▸ Verilen görev:
Fethullah Gülen'in iadesine dair metni, son cümlesinden sonra gelecek şekilde sürdürün.

▸ Verilen metin:
Cumhurbaşkanı Tayyip Erdoğan ve hükümet, Gülen cemaati lideri Fethullah Gülen’in iadesi için Washington’a baskıyı artırmaya hazırlanırken, 14 Aralık operasyonu sonrasında “yakalama kararı” çıkaran mahkeme aracılığıyla hükümet “kırmızı bülten” için harekete geçti. Hükümet, Fethullah Gülen’in iadesini sağlamak için, Türkiye ile ABD arasındaki Kasım 1980 tarihli darbe yönetiminin “devlet başkanı” Kenan Evren’in imzasını taşıyan “Suçluların Geri Verilmesi ve Ceza İşlerinde Karşılıklı Yardım Anlaşması”nı gerekçe “darbe teşebbüsü” olarak gören hükümetin, “darbe suçu” çerçevesinde Gülen’i isteyeceği iddia ediliyor.
ABD ile Türkiye arasındaki “Suçluların Geri Verilmesi ve Ceza İşlerinde Karşılıklı Yardım Anlaşması” 20 Kasım 1980’de Kenan Evren tarafından ‘Devlet Başkanı’ sıfatıyla onaylandı.

▸ Gösterilen veriler:
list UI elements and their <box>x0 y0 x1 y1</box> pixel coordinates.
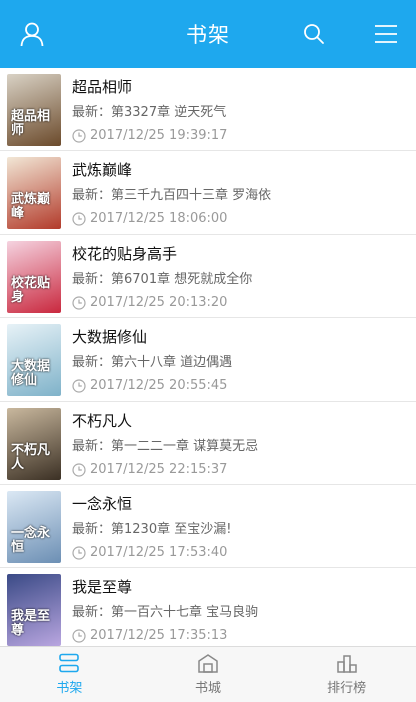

▸ Alıştırma cevabı:
Anlaşmanın altında ise Bülend Ulusu başbakanlığındaki darbe hükümetinin imzaları bulunuyor. Halen yürürlükte olan bu anlaşmanın, ‘Reddetme Koşulları’ başlıklı 3’üncü bölününde, iadenin hangi koşullarda gerçekleşmeyeceği şöyle sıralanıyor: “Geri verme istemine konu olan suç, istenilen tarafça, siyasi nitelikte veya böyle bir suçla murtabıt bir suç sayılır ise; veya geri verme isteminin, gerçekte, istenen kişiyi, siyasi görüşleri nedeniyle kovuşturmak veya cezalandırmak için yapılmış olduğuna istenilen tarafça kanaat getirilir ise. Bununla birlikte, bir Devlet Başkanına veya Hükümet Başkanına veya aileleri üyelerinden birine karşı işlenmiş veya işlenmeye teşebbüs edilmiş bir suç, siyasi nitelikte bir suç sayılmayacaktır.”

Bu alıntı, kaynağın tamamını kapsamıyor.